DIRECTION — Skip the pictures and quote all of the lines exactly.

Data entries:

....

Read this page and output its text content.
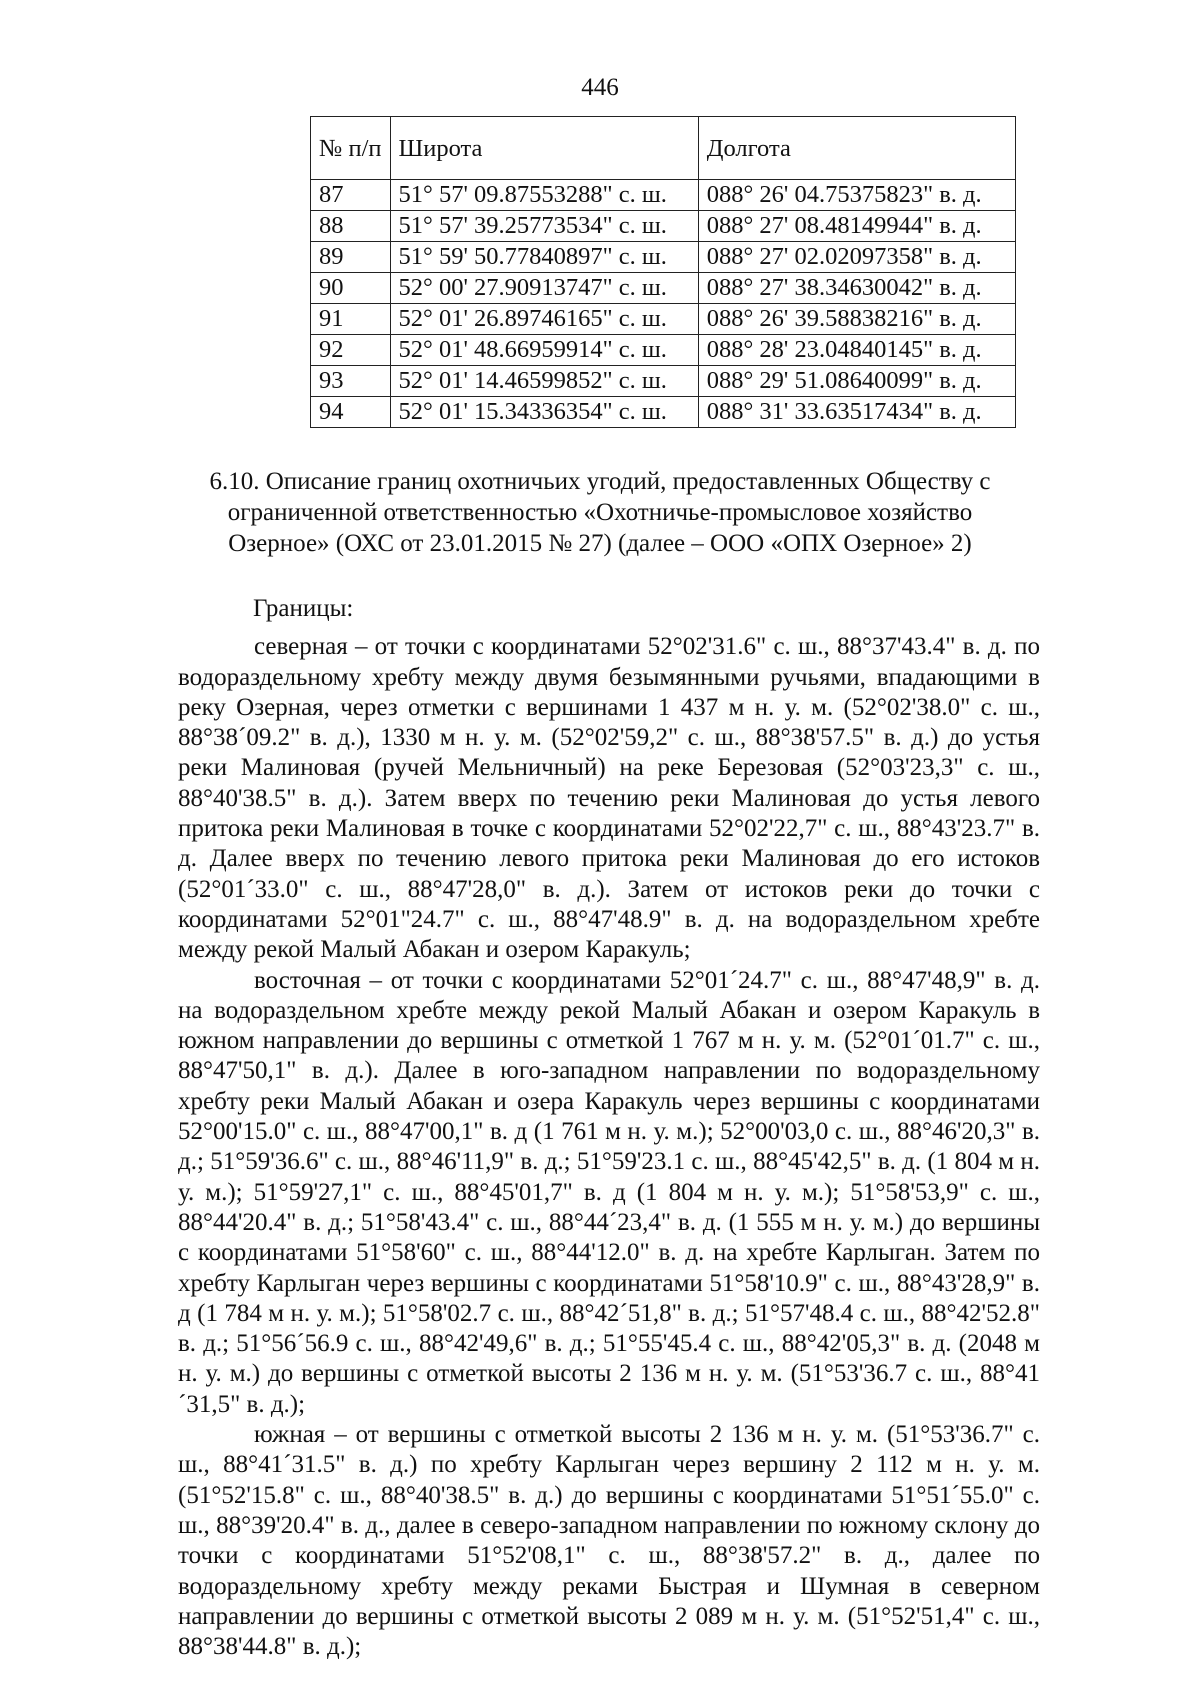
446
№ п/п	Широта	Долгота
87	51° 57' 09.87553288" с. ш.	088° 26' 04.75375823" в. д.
88	51° 57' 39.25773534" с. ш.	088° 27' 08.48149944" в. д.
89	51° 59' 50.77840897" с. ш.	088° 27' 02.02097358" в. д.
90	52° 00' 27.90913747" с. ш.	088° 27' 38.34630042" в. д.
91	52° 01' 26.89746165" с. ш.	088° 26' 39.58838216" в. д.
92	52° 01' 48.66959914" с. ш.	088° 28' 23.04840145" в. д.
93	52° 01' 14.46599852" с. ш.	088° 29' 51.08640099" в. д.
94	52° 01' 15.34336354" с. ш.	088° 31' 33.63517434" в. д.
6.10. Описание границ охотничьих угодий, предоставленных Обществу с ограниченной ответственностью «Охотничье-промысловое хозяйство Озерное» (ОХС от 23.01.2015 № 27) (далее – ООО «ОПХ Озерное» 2)

Границы:

северная – от точки с координатами 52°02'31.6" с. ш., 88°37'43.4" в. д. по водораздельному хребту между двумя безымянными ручьями, впадающими в реку Озерная, через отметки с вершинами 1 437 м н. у. м. (52°02'38.0" с. ш., 88°38´09.2" в. д.), 1330 м н. у. м. (52°02'59,2" с. ш., 88°38'57.5" в. д.) до устья реки Малиновая (ручей Мельничный) на реке Березовая (52°03'23,3" с. ш., 88°40'38.5" в. д.). Затем вверх по течению реки Малиновая до устья левого притока реки Малиновая в точке с координатами 52°02'22,7" с. ш., 88°43'23.7" в. д. Далее вверх по течению левого притока реки Малиновая до его истоков (52°01´33.0" с. ш., 88°47'28,0" в. д.). Затем от истоков реки до точки с координатами 52°01"24.7" с. ш., 88°47'48.9" в. д. на водораздельном хребте между рекой Малый Абакан и озером Каракуль;

восточная – от точки с координатами 52°01´24.7" с. ш., 88°47'48,9" в. д. на водораздельном хребте между рекой Малый Абакан и озером Каракуль в южном направлении до вершины с отметкой 1 767 м н. у. м. (52°01´01.7" с. ш., 88°47'50,1" в. д.). Далее в юго-западном направлении по водораздельному хребту реки Малый Абакан и озера Каракуль через вершины с координатами 52°00'15.0" с. ш., 88°47'00,1" в. д (1 761 м н. у. м.); 52°00'03,0 с. ш., 88°46'20,3" в. д.; 51°59'36.6" с. ш., 88°46'11,9" в. д.; 51°59'23.1 с. ш., 88°45'42,5" в. д. (1 804 м н. у. м.); 51°59'27,1" с. ш., 88°45'01,7" в. д (1 804 м н. у. м.); 51°58'53,9" с. ш., 88°44'20.4" в. д.; 51°58'43.4" с. ш., 88°44´23,4" в. д. (1 555 м н. у. м.) до вершины с координатами 51°58'60" с. ш., 88°44'12.0" в. д. на хребте Карлыган. Затем по хребту Карлыган через вершины с координатами 51°58'10.9" с. ш., 88°43'28,9" в. д (1 784 м н. у. м.); 51°58'02.7 с. ш., 88°42´51,8" в. д.; 51°57'48.4 с. ш., 88°42'52.8" в. д.; 51°56´56.9 с. ш., 88°42'49,6" в. д.; 51°55'45.4 с. ш., 88°42'05,3" в. д. (2048 м н. у. м.) до вершины с отметкой высоты 2 136 м н. у. м. (51°53'36.7 с. ш., 88°41´31,5" в. д.);

южная – от вершины с отметкой высоты 2 136 м н. у. м. (51°53'36.7" с. ш., 88°41´31.5" в. д.) по хребту Карлыган через вершину 2 112 м н. у. м. (51°52'15.8" с. ш., 88°40'38.5" в. д.) до вершины с координатами 51°51´55.0" с. ш., 88°39'20.4" в. д., далее в северо-западном направлении по южному склону до точки с координатами 51°52'08,1" с. ш., 88°38'57.2" в. д., далее по водораздельному хребту между реками Быстрая и Шумная в северном направлении до вершины с отметкой высоты 2 089 м н. у. м. (51°52'51,4" с. ш., 88°38'44.8" в. д.);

....

ANSWER FOR THE TASK —
Read this page and output its text content.
446
№ п/п	Широта	Долгота
87	51° 57' 09.87553288" с. ш.	088° 26' 04.75375823" в. д.
88	51° 57' 39.25773534" с. ш.	088° 27' 08.48149944" в. д.
89	51° 59' 50.77840897" с. ш.	088° 27' 02.02097358" в. д.
90	52° 00' 27.90913747" с. ш.	088° 27' 38.34630042" в. д.
91	52° 01' 26.89746165" с. ш.	088° 26' 39.58838216" в. д.
92	52° 01' 48.66959914" с. ш.	088° 28' 23.04840145" в. д.
93	52° 01' 14.46599852" с. ш.	088° 29' 51.08640099" в. д.
94	52° 01' 15.34336354" с. ш.	088° 31' 33.63517434" в. д.
6.10. Описание границ охотничьих угодий, предоставленных Обществу с ограниченной ответственностью «Охотничье-промысловое хозяйство Озерное» (ОХС от 23.01.2015 № 27) (далее – ООО «ОПХ Озерное» 2)

Границы:

северная – от точки с координатами 52°02'31.6" с. ш., 88°37'43.4" в. д. по водораздельному хребту между двумя безымянными ручьями, впадающими в реку Озерная, через отметки с вершинами 1 437 м н. у. м. (52°02'38.0" с. ш., 88°38´09.2" в. д.), 1330 м н. у. м. (52°02'59,2" с. ш., 88°38'57.5" в. д.) до устья реки Малиновая (ручей Мельничный) на реке Березовая (52°03'23,3" с. ш., 88°40'38.5" в. д.). Затем вверх по течению реки Малиновая до устья левого притока реки Малиновая в точке с координатами 52°02'22,7" с. ш., 88°43'23.7" в. д. Далее вверх по течению левого притока реки Малиновая до его истоков (52°01´33.0" с. ш., 88°47'28,0" в. д.). Затем от истоков реки до точки с координатами 52°01"24.7" с. ш., 88°47'48.9" в. д. на водораздельном хребте между рекой Малый Абакан и озером Каракуль;

восточная – от точки с координатами 52°01´24.7" с. ш., 88°47'48,9" в. д. на водораздельном хребте между рекой Малый Абакан и озером Каракуль в южном направлении до вершины с отметкой 1 767 м н. у. м. (52°01´01.7" с. ш., 88°47'50,1" в. д.). Далее в юго-западном направлении по водораздельному хребту реки Малый Абакан и озера Каракуль через вершины с координатами 52°00'15.0" с. ш., 88°47'00,1" в. д (1 761 м н. у. м.); 52°00'03,0 с. ш., 88°46'20,3" в. д.; 51°59'36.6" с. ш., 88°46'11,9" в. д.; 51°59'23.1 с. ш., 88°45'42,5" в. д. (1 804 м н. у. м.); 51°59'27,1" с. ш., 88°45'01,7" в. д (1 804 м н. у. м.); 51°58'53,9" с. ш., 88°44'20.4" в. д.; 51°58'43.4" с. ш., 88°44´23,4" в. д. (1 555 м н. у. м.) до вершины с координатами 51°58'60" с. ш., 88°44'12.0" в. д. на хребте Карлыган. Затем по хребту Карлыган через вершины с координатами 51°58'10.9" с. ш., 88°43'28,9" в. д (1 784 м н. у. м.); 51°58'02.7 с. ш., 88°42´51,8" в. д.; 51°57'48.4 с. ш., 88°42'52.8" в. д.; 51°56´56.9 с. ш., 88°42'49,6" в. д.; 51°55'45.4 с. ш., 88°42'05,3" в. д. (2048 м н. у. м.) до вершины с отметкой высоты 2 136 м н. у. м. (51°53'36.7 с. ш., 88°41´31,5" в. д.);

южная – от вершины с отметкой высоты 2 136 м н. у. м. (51°53'36.7" с. ш., 88°41´31.5" в. д.) по хребту Карлыган через вершину 2 112 м н. у. м. (51°52'15.8" с. ш., 88°40'38.5" в. д.) до вершины с координатами 51°51´55.0" с. ш., 88°39'20.4" в. д., далее в северо-западном направлении по южному склону до точки с координатами 51°52'08,1" с. ш., 88°38'57.2" в. д., далее по водораздельному хребту между реками Быстрая и Шумная в северном направлении до вершины с отметкой высоты 2 089 м н. у. м. (51°52'51,4" с. ш., 88°38'44.8" в. д.);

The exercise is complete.